*Given exercise*: Each line of the material below that holds the word "faire" needs to be copied.

*Data provided*:
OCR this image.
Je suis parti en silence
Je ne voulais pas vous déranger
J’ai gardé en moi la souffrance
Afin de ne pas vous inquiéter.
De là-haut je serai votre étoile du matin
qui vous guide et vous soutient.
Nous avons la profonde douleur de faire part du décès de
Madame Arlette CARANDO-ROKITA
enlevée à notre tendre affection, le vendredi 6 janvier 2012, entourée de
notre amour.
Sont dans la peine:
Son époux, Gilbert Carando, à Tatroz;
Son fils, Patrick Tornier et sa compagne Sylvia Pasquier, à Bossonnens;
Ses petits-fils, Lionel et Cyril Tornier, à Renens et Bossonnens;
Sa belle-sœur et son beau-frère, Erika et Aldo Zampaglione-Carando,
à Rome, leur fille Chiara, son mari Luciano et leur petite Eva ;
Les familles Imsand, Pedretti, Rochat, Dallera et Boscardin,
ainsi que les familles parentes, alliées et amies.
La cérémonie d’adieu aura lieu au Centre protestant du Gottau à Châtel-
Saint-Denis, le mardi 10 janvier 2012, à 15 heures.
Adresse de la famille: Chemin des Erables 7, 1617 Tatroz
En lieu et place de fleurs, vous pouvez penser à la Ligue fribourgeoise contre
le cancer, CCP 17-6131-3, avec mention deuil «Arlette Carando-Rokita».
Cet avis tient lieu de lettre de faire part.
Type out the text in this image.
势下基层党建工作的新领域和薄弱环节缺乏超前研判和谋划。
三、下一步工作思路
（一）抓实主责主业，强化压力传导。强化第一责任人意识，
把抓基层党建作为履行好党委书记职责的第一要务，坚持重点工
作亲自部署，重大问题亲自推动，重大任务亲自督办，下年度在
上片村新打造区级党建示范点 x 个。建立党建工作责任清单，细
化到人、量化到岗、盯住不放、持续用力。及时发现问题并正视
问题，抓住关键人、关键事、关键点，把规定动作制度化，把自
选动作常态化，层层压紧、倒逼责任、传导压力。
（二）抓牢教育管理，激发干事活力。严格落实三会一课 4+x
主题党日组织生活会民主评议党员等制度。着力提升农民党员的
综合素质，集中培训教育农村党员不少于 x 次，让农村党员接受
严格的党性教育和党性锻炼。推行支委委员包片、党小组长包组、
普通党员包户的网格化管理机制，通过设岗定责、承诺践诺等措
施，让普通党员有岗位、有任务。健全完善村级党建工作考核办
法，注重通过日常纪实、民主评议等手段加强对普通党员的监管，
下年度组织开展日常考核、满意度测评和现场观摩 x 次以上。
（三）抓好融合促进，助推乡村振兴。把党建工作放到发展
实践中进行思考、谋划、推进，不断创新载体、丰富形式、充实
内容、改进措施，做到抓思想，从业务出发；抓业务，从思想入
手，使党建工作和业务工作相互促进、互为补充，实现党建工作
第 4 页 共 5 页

*Answer*:
Nous avons la profonde douleur de faire part du décès de
Cet avis tient lieu de lettre de faire part.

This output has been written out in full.